#### [WHAT THIS TASK INVOLVES]
Filter these entries, keeping only lines that hold the word "ByteArrayOutputStream".

#### [RECORDS SUPPLIED]
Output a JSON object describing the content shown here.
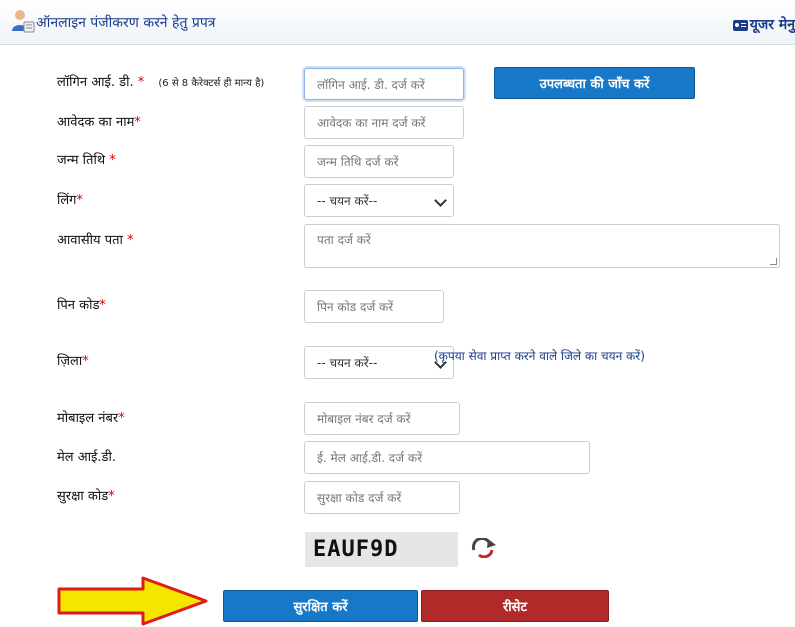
{
  "header": {
    "title": "ऑनलाइन पंजीकरण करने हेतु प्रपत्र",
    "user_menu": "यूजर मेनु"
  },
  "form": {
    "login_id": {
      "label": "लॉगिन आई. डी.",
      "req": "*",
      "hint": "(6 से 8 कैरेक्टर्स ही मान्य है)",
      "placeholder": "लॉगिन आई. डी. दर्ज करें"
    },
    "check_button": "उपलब्धता की जाँच करें",
    "applicant_name": {
      "label": "आवेदक का नाम",
      "req": "*",
      "placeholder": "आवेदक का नाम दर्ज करें"
    },
    "dob": {
      "label": "जन्म तिथि",
      "req": "*",
      "placeholder": "जन्म तिथि दर्ज करें"
    },
    "gender": {
      "label": "लिंग",
      "req": "*",
      "selected": "-- चयन करें--"
    },
    "address": {
      "label": "आवासीय पता",
      "req": "*",
      "placeholder": "पता दर्ज करें"
    },
    "pin": {
      "label": "पिन कोड",
      "req": "*",
      "placeholder": "पिन कोड दर्ज करें"
    },
    "district": {
      "label": "ज़िला",
      "req": "*",
      "selected": "-- चयन करें--",
      "note": "(कृपया सेवा प्राप्त करने वाले जिले का चयन करें)"
    },
    "mobile": {
      "label": "मोबाइल नंबर",
      "req": "*",
      "placeholder": "मोबाइल नंबर दर्ज करें"
    },
    "email": {
      "label": "मेल आई.डी.",
      "placeholder": "ई. मेल आई.डी. दर्ज करें"
    },
    "security": {
      "label": "सुरक्षा कोड",
      "req": "*",
      "placeholder": "सुरक्षा कोड  दर्ज करें"
    },
    "captcha": "EAUF9D",
    "save_button": "सुरक्षित करें",
    "reset_button": "रीसेट"
  },
  "colors": {
    "primary_button": "#1778c7",
    "reset_button": "#b02a2a",
    "required": "#d40000",
    "arrow_fill": "#f5e600",
    "arrow_stroke": "#e01b1b"
  }
}
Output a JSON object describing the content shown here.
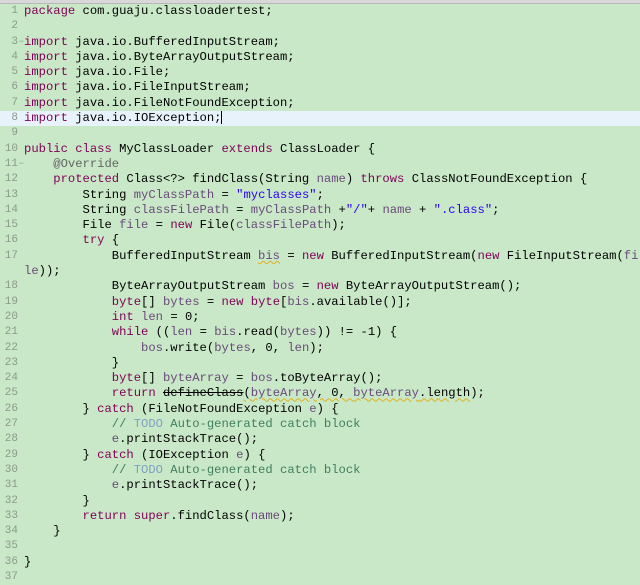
{
  "editor": {
    "colors": {
      "background": "#c9e8c8",
      "keyword": "#7f0055",
      "string": "#2a00ff",
      "variable": "#6a4a7a",
      "comment": "#3f7f5f",
      "todo": "#7f9fbf",
      "annotation": "#646464"
    },
    "current_line": 8,
    "folded_lines": [
      3,
      11
    ],
    "lines": [
      [
        [
          "k",
          "package"
        ],
        [
          "p",
          " com.guaju.classloadertest;"
        ]
      ],
      [],
      [
        [
          "k",
          "import"
        ],
        [
          "p",
          " java.io.BufferedInputStream;"
        ]
      ],
      [
        [
          "k",
          "import"
        ],
        [
          "p",
          " java.io.ByteArrayOutputStream;"
        ]
      ],
      [
        [
          "k",
          "import"
        ],
        [
          "p",
          " java.io.File;"
        ]
      ],
      [
        [
          "k",
          "import"
        ],
        [
          "p",
          " java.io.FileInputStream;"
        ]
      ],
      [
        [
          "k",
          "import"
        ],
        [
          "p",
          " java.io.FileNotFoundException;"
        ]
      ],
      [
        [
          "k",
          "import"
        ],
        [
          "p",
          " java.io.IOException;"
        ]
      ],
      [],
      [
        [
          "k",
          "public class"
        ],
        [
          "p",
          " MyClassLoader "
        ],
        [
          "k",
          "extends"
        ],
        [
          "p",
          " ClassLoader {"
        ]
      ],
      [
        [
          "p",
          "    "
        ],
        [
          "a",
          "@Override"
        ]
      ],
      [
        [
          "p",
          "    "
        ],
        [
          "k",
          "protected"
        ],
        [
          "p",
          " Class<?> findClass(String "
        ],
        [
          "v",
          "name"
        ],
        [
          "p",
          ") "
        ],
        [
          "k",
          "throws"
        ],
        [
          "p",
          " ClassNotFoundException {"
        ]
      ],
      [
        [
          "p",
          "        String "
        ],
        [
          "v",
          "myClassPath"
        ],
        [
          "p",
          " = "
        ],
        [
          "s",
          "\"myclasses\""
        ],
        [
          "p",
          ";"
        ]
      ],
      [
        [
          "p",
          "        String "
        ],
        [
          "v",
          "classFilePath"
        ],
        [
          "p",
          " = "
        ],
        [
          "v",
          "myClassPath"
        ],
        [
          "p",
          " +"
        ],
        [
          "s",
          "\"/\""
        ],
        [
          "p",
          "+ "
        ],
        [
          "v",
          "name"
        ],
        [
          "p",
          " + "
        ],
        [
          "s",
          "\".class\""
        ],
        [
          "p",
          ";"
        ]
      ],
      [
        [
          "p",
          "        File "
        ],
        [
          "v",
          "file"
        ],
        [
          "p",
          " = "
        ],
        [
          "k",
          "new"
        ],
        [
          "p",
          " File("
        ],
        [
          "v",
          "classFilePath"
        ],
        [
          "p",
          ");"
        ]
      ],
      [
        [
          "p",
          "        "
        ],
        [
          "k",
          "try"
        ],
        [
          "p",
          " {"
        ]
      ],
      [
        [
          "p",
          "            BufferedInputStream "
        ],
        [
          "vw",
          "bis"
        ],
        [
          "p",
          " = "
        ],
        [
          "k",
          "new"
        ],
        [
          "p",
          " BufferedInputStream("
        ],
        [
          "k",
          "new"
        ],
        [
          "p",
          " FileInputStream("
        ],
        [
          "v",
          "file"
        ],
        [
          "p",
          "));"
        ]
      ],
      [
        [
          "p",
          "            ByteArrayOutputStream "
        ],
        [
          "v",
          "bos"
        ],
        [
          "p",
          " = "
        ],
        [
          "k",
          "new"
        ],
        [
          "p",
          " ByteArrayOutputStream();"
        ]
      ],
      [
        [
          "p",
          "            "
        ],
        [
          "k",
          "byte"
        ],
        [
          "p",
          "[] "
        ],
        [
          "v",
          "bytes"
        ],
        [
          "p",
          " = "
        ],
        [
          "k",
          "new byte"
        ],
        [
          "p",
          "["
        ],
        [
          "v",
          "bis"
        ],
        [
          "p",
          ".available()];"
        ]
      ],
      [
        [
          "p",
          "            "
        ],
        [
          "k",
          "int"
        ],
        [
          "p",
          " "
        ],
        [
          "v",
          "len"
        ],
        [
          "p",
          " = 0;"
        ]
      ],
      [
        [
          "p",
          "            "
        ],
        [
          "k",
          "while"
        ],
        [
          "p",
          " (("
        ],
        [
          "v",
          "len"
        ],
        [
          "p",
          " = "
        ],
        [
          "v",
          "bis"
        ],
        [
          "p",
          ".read("
        ],
        [
          "v",
          "bytes"
        ],
        [
          "p",
          ")) != -1) {"
        ]
      ],
      [
        [
          "p",
          "                "
        ],
        [
          "v",
          "bos"
        ],
        [
          "p",
          ".write("
        ],
        [
          "v",
          "bytes"
        ],
        [
          "p",
          ", 0, "
        ],
        [
          "v",
          "len"
        ],
        [
          "p",
          ");"
        ]
      ],
      [
        [
          "p",
          "            }"
        ]
      ],
      [
        [
          "p",
          "            "
        ],
        [
          "k",
          "byte"
        ],
        [
          "p",
          "[] "
        ],
        [
          "v",
          "byteArray"
        ],
        [
          "p",
          " = "
        ],
        [
          "v",
          "bos"
        ],
        [
          "p",
          ".toByteArray();"
        ]
      ],
      [
        [
          "p",
          "            "
        ],
        [
          "k",
          "return"
        ],
        [
          "p",
          " "
        ],
        [
          "d",
          "defineClass"
        ],
        [
          "pw",
          "("
        ],
        [
          "vw",
          "byteArray"
        ],
        [
          "pw",
          ", 0, "
        ],
        [
          "vw",
          "byteArray"
        ],
        [
          "pw",
          ".length"
        ],
        [
          "p",
          ");"
        ]
      ],
      [
        [
          "p",
          "        } "
        ],
        [
          "k",
          "catch"
        ],
        [
          "p",
          " (FileNotFoundException "
        ],
        [
          "v",
          "e"
        ],
        [
          "p",
          ") {"
        ]
      ],
      [
        [
          "p",
          "            "
        ],
        [
          "c",
          "// "
        ],
        [
          "t",
          "TODO"
        ],
        [
          "c",
          " Auto-generated catch block"
        ]
      ],
      [
        [
          "p",
          "            "
        ],
        [
          "v",
          "e"
        ],
        [
          "p",
          ".printStackTrace();"
        ]
      ],
      [
        [
          "p",
          "        } "
        ],
        [
          "k",
          "catch"
        ],
        [
          "p",
          " (IOException "
        ],
        [
          "v",
          "e"
        ],
        [
          "p",
          ") {"
        ]
      ],
      [
        [
          "p",
          "            "
        ],
        [
          "c",
          "// "
        ],
        [
          "t",
          "TODO"
        ],
        [
          "c",
          " Auto-generated catch block"
        ]
      ],
      [
        [
          "p",
          "            "
        ],
        [
          "v",
          "e"
        ],
        [
          "p",
          ".printStackTrace();"
        ]
      ],
      [
        [
          "p",
          "        }"
        ]
      ],
      [
        [
          "p",
          "        "
        ],
        [
          "k",
          "return super"
        ],
        [
          "p",
          ".findClass("
        ],
        [
          "v",
          "name"
        ],
        [
          "p",
          ");"
        ]
      ],
      [
        [
          "p",
          "    }"
        ]
      ],
      [],
      [
        [
          "p",
          "}"
        ]
      ],
      []
    ]
  }
}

#### [WRITTEN RESPONSE]
          " java.io.ByteArrayOutputStream;"
          "            ByteArrayOutputStream "
          " ByteArrayOutputStream();"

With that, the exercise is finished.